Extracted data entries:
________________

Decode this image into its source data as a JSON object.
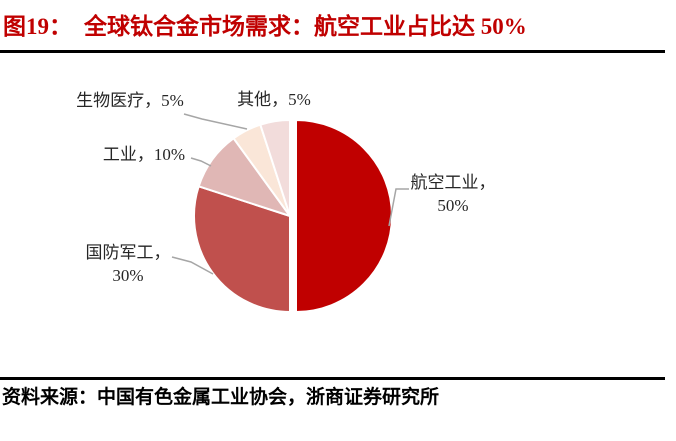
{
  "figure": {
    "title_prefix": "图19：",
    "title_main": "全球钛合金市场需求：航空工业占比达 50%",
    "source": "资料来源：中国有色金属工业协会，浙商证券研究所"
  },
  "chart_data": {
    "type": "pie",
    "title": "全球钛合金市场需求：航空工业占比达 50%",
    "categories": [
      "航空工业",
      "国防军工",
      "工业",
      "生物医疗",
      "其他"
    ],
    "values": [
      50,
      30,
      10,
      5,
      5
    ],
    "unit": "%",
    "colors": [
      "#C00000",
      "#C0504D",
      "#E0B7B5",
      "#FAE6D8",
      "#F2DCDB"
    ],
    "start_angle_deg": 0,
    "direction": "clockwise",
    "exploded_slice": "航空工业",
    "legend": "none",
    "label_position": "outside",
    "leader_line_color": "#A6A6A6",
    "labels": [
      {
        "lines": [
          "航空工业，",
          "50%"
        ]
      },
      {
        "lines": [
          "国防军工，",
          "30%"
        ]
      },
      {
        "lines": [
          "工业，10%"
        ]
      },
      {
        "lines": [
          "生物医疗，5%"
        ]
      },
      {
        "lines": [
          "其他，5%"
        ]
      }
    ]
  }
}
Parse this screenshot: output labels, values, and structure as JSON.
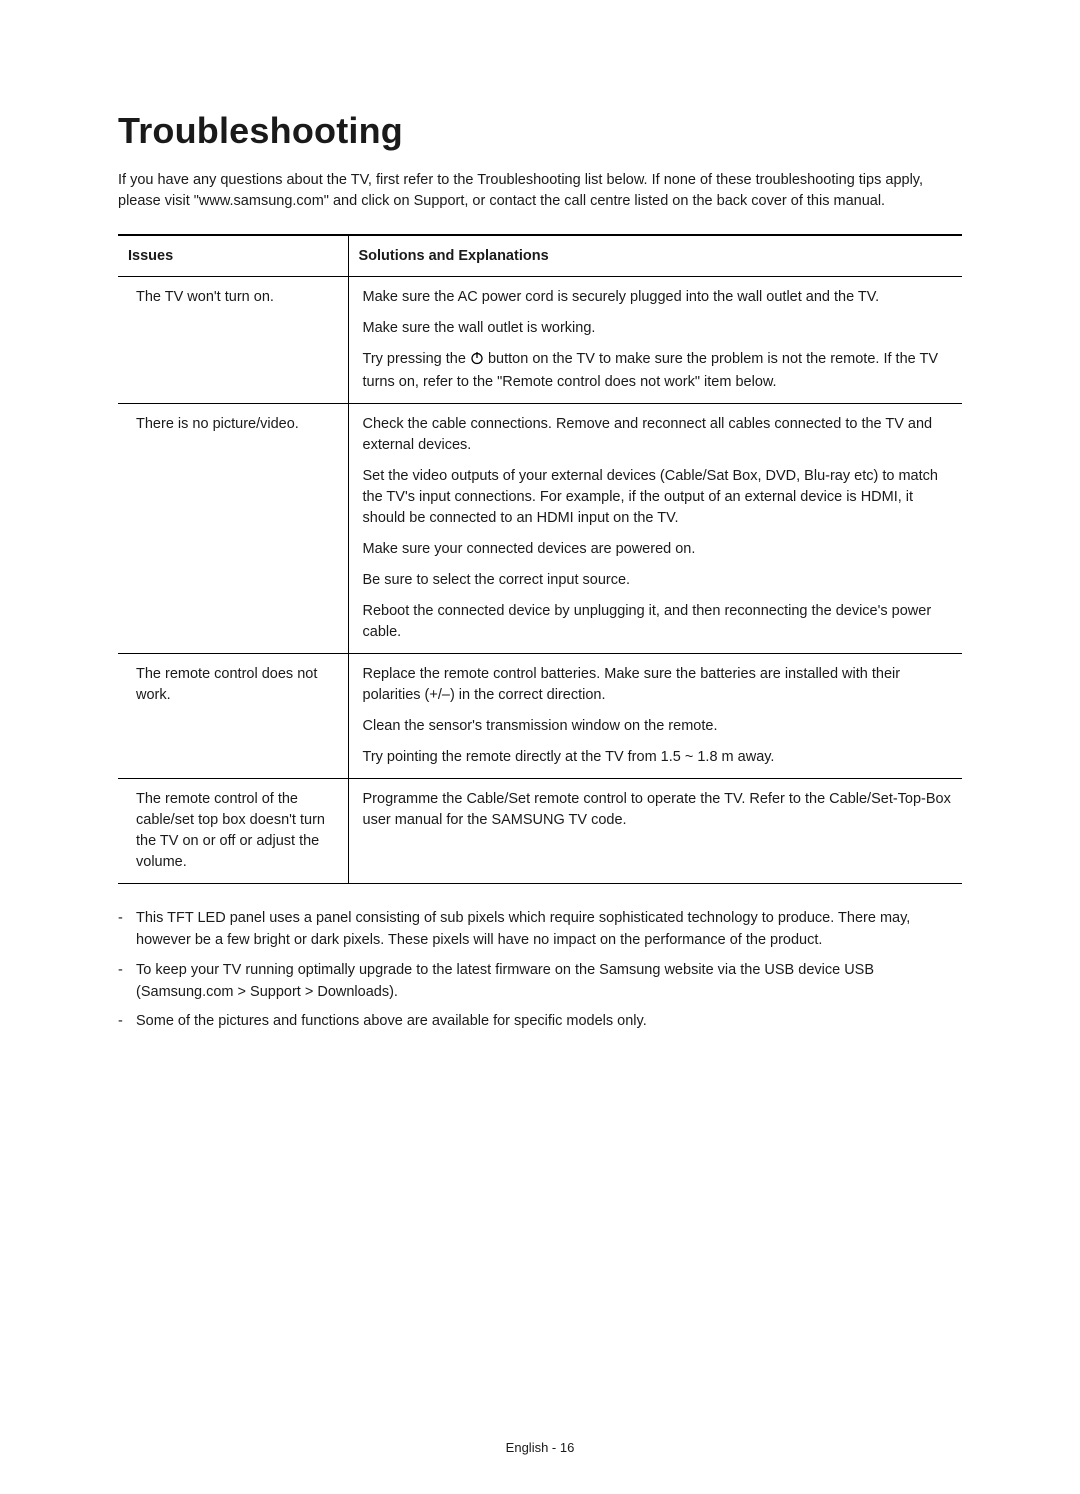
{
  "title": "Troubleshooting",
  "intro": "If you have any questions about the TV, first refer to the Troubleshooting list below. If none of these troubleshooting tips apply, please visit \"www.samsung.com\" and click on Support, or contact the call centre listed on the back cover of this manual.",
  "table": {
    "header_issues": "Issues",
    "header_solutions": "Solutions and Explanations",
    "rows": [
      {
        "issue": "The TV won't turn on.",
        "solutions": [
          "Make sure the AC power cord is securely plugged into the wall outlet and the TV.",
          "Make sure the wall outlet is working.",
          "__POWER__Try pressing the [P] button on the TV to make sure the problem is not the remote. If the TV turns on, refer to the \"Remote control does not work\" item below."
        ]
      },
      {
        "issue": "There is no picture/video.",
        "solutions": [
          "Check the cable connections. Remove and reconnect all cables connected to the TV and external devices.",
          "Set the video outputs of your external devices (Cable/Sat Box, DVD, Blu-ray etc) to match the TV's input connections. For example, if the output of an external device is HDMI, it should be connected to an HDMI input on the TV.",
          "Make sure your connected devices are powered on.",
          "Be sure to select the correct input source.",
          "Reboot the connected device by unplugging it, and then reconnecting the device's power cable."
        ]
      },
      {
        "issue": "The remote control does not work.",
        "solutions": [
          "Replace the remote control batteries. Make sure the batteries are installed with their polarities (+/–) in the correct direction.",
          "Clean the sensor's transmission window on the remote.",
          "Try pointing the remote directly at the TV from 1.5 ~ 1.8 m away."
        ]
      },
      {
        "issue": "The remote control of the cable/set top box doesn't turn the TV on or off or adjust the volume.",
        "solutions": [
          "Programme the Cable/Set remote control to operate the TV. Refer to the Cable/Set-Top-Box user manual for the SAMSUNG TV code."
        ]
      }
    ]
  },
  "notes": [
    "This TFT LED panel uses a panel consisting of sub pixels which require sophisticated technology to produce. There may, however be a few bright or dark pixels. These pixels will have no impact on the performance of the product.",
    "To keep your TV running optimally upgrade to the latest firmware on the Samsung website via the USB device USB (Samsung.com > Support > Downloads).",
    "Some of the pictures and functions above are available for specific models only."
  ],
  "footer": "English - 16",
  "power_icon_svg_pre": "Try pressing the ",
  "power_icon_svg_post": " button on the TV to make sure the problem is not the remote. If the TV turns on, refer to the \"Remote control does not work\" item below."
}
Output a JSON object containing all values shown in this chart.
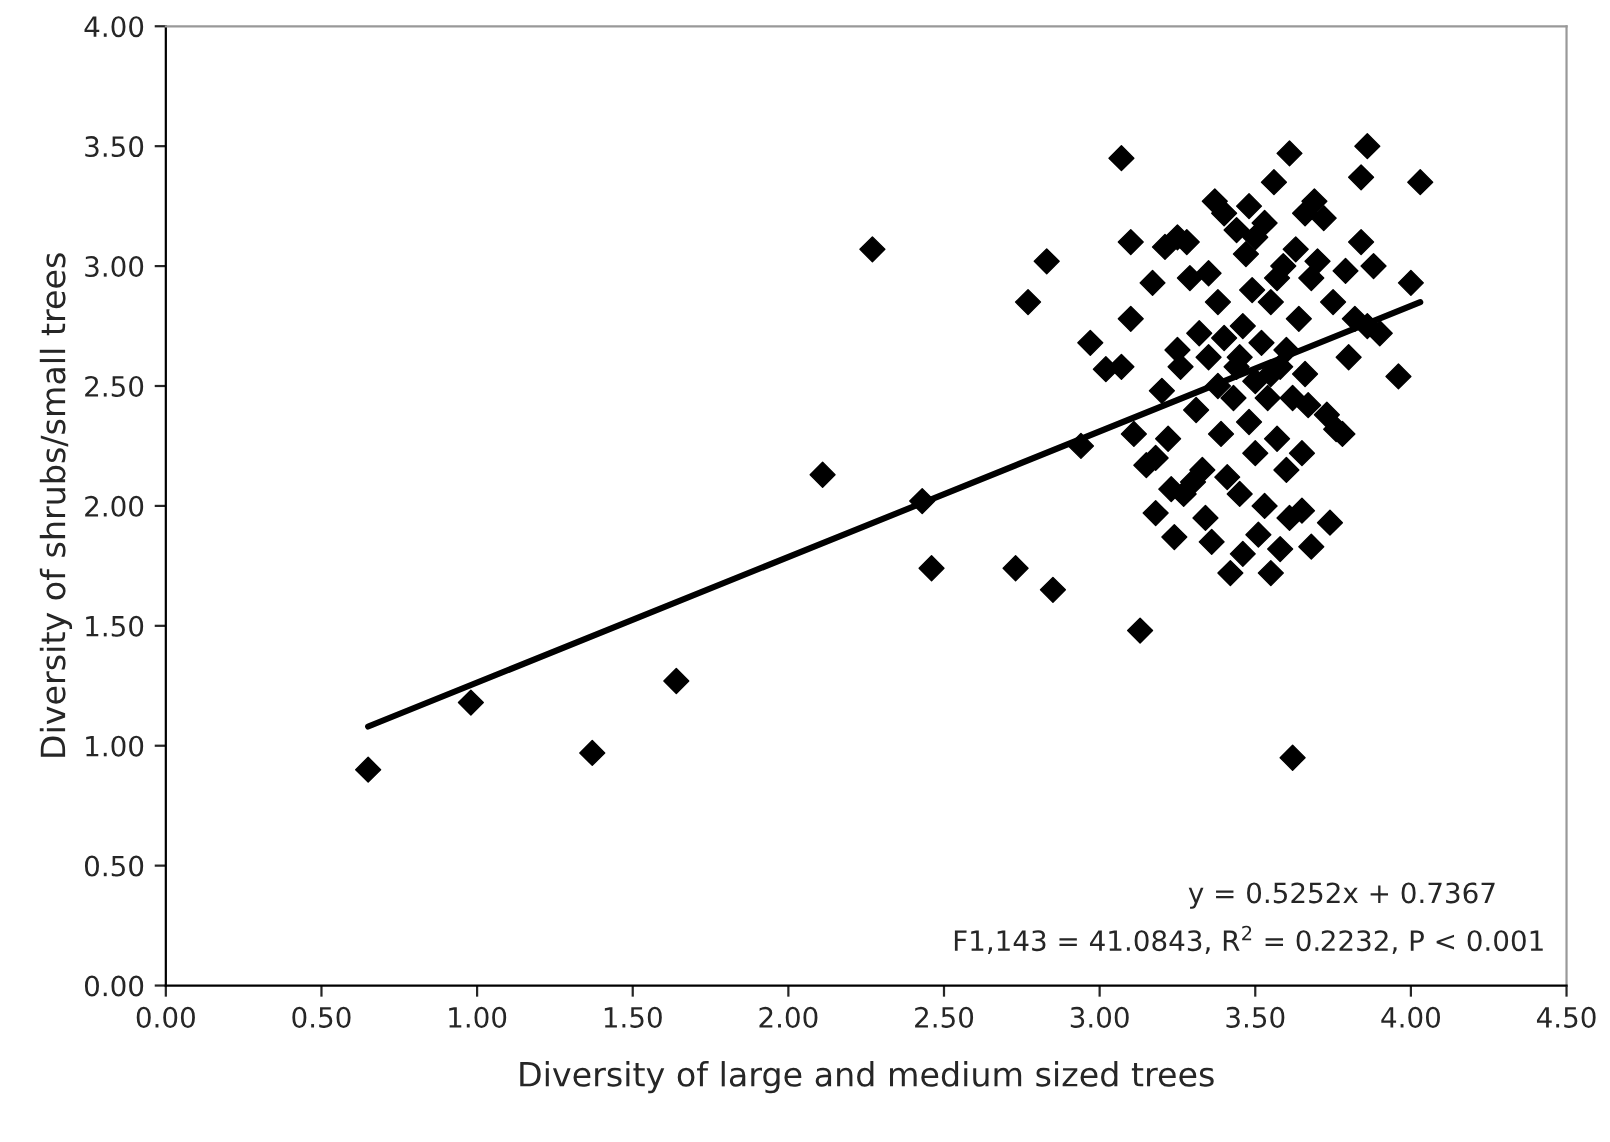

________________

> Exercise:
Copy the entries exactly. Leave out the images.

> Complete output:
Decode this image into its source data as a JSON object.
{
  "figure": {
    "title_prefix": "图19：",
    "title_main": "全球钛合金市场需求：航空工业占比达 50%",
    "source": "资料来源：中国有色金属工业协会，浙商证券研究所"
  },
  "chart_data": {
    "type": "pie",
    "title": "全球钛合金市场需求：航空工业占比达 50%",
    "categories": [
      "航空工业",
      "国防军工",
      "工业",
      "生物医疗",
      "其他"
    ],
    "values": [
      50,
      30,
      10,
      5,
      5
    ],
    "unit": "%",
    "colors": [
      "#C00000",
      "#C0504D",
      "#E0B7B5",
      "#FAE6D8",
      "#F2DCDB"
    ],
    "start_angle_deg": 0,
    "direction": "clockwise",
    "exploded_slice": "航空工业",
    "legend": "none",
    "label_position": "outside",
    "leader_line_color": "#A6A6A6",
    "labels": [
      {
        "lines": [
          "航空工业，",
          "50%"
        ]
      },
      {
        "lines": [
          "国防军工，",
          "30%"
        ]
      },
      {
        "lines": [
          "工业，10%"
        ]
      },
      {
        "lines": [
          "生物医疗，5%"
        ]
      },
      {
        "lines": [
          "其他，5%"
        ]
      }
    ]
  }
}
Parse this screenshot: output labels, values, and structure as JSON.
{
  "title": "Troubleshooting",
  "intro": "If you have any questions about the TV, first refer to the Troubleshooting list below. If none of these troubleshooting tips apply, please visit \"www.samsung.com\" and click on Support, or contact the call centre listed on the back cover of this manual.",
  "table": {
    "header_issues": "Issues",
    "header_solutions": "Solutions and Explanations",
    "rows": [
      {
        "issue": "The TV won't turn on.",
        "solutions": [
          "Make sure the AC power cord is securely plugged into the wall outlet and the TV.",
          "Make sure the wall outlet is working.",
          "__POWER__Try pressing the [P] button on the TV to make sure the problem is not the remote. If the TV turns on, refer to the \"Remote control does not work\" item below."
        ]
      },
      {
        "issue": "There is no picture/video.",
        "solutions": [
          "Check the cable connections. Remove and reconnect all cables connected to the TV and external devices.",
          "Set the video outputs of your external devices (Cable/Sat Box, DVD, Blu-ray etc) to match the TV's input connections. For example, if the output of an external device is HDMI, it should be connected to an HDMI input on the TV.",
          "Make sure your connected devices are powered on.",
          "Be sure to select the correct input source.",
          "Reboot the connected device by unplugging it, and then reconnecting the device's power cable."
        ]
      },
      {
        "issue": "The remote control does not work.",
        "solutions": [
          "Replace the remote control batteries. Make sure the batteries are installed with their polarities (+/–) in the correct direction.",
          "Clean the sensor's transmission window on the remote.",
          "Try pointing the remote directly at the TV from 1.5 ~ 1.8 m away."
        ]
      },
      {
        "issue": "The remote control of the cable/set top box doesn't turn the TV on or off or adjust the volume.",
        "solutions": [
          "Programme the Cable/Set remote control to operate the TV. Refer to the Cable/Set-Top-Box user manual for the SAMSUNG TV code."
        ]
      }
    ]
  },
  "notes": [
    "This TFT LED panel uses a panel consisting of sub pixels which require sophisticated technology to produce. There may, however be a few bright or dark pixels. These pixels will have no impact on the performance of the product.",
    "To keep your TV running optimally upgrade to the latest firmware on the Samsung website via the USB device USB (Samsung.com > Support > Downloads).",
    "Some of the pictures and functions above are available for specific models only."
  ],
  "footer": "English - 16",
  "power_icon_svg_pre": "Try pressing the ",
  "power_icon_svg_post": " button on the TV to make sure the problem is not the remote. If the TV turns on, refer to the \"Remote control does not work\" item below."
}
Output a JSON object containing all values shown in this chart.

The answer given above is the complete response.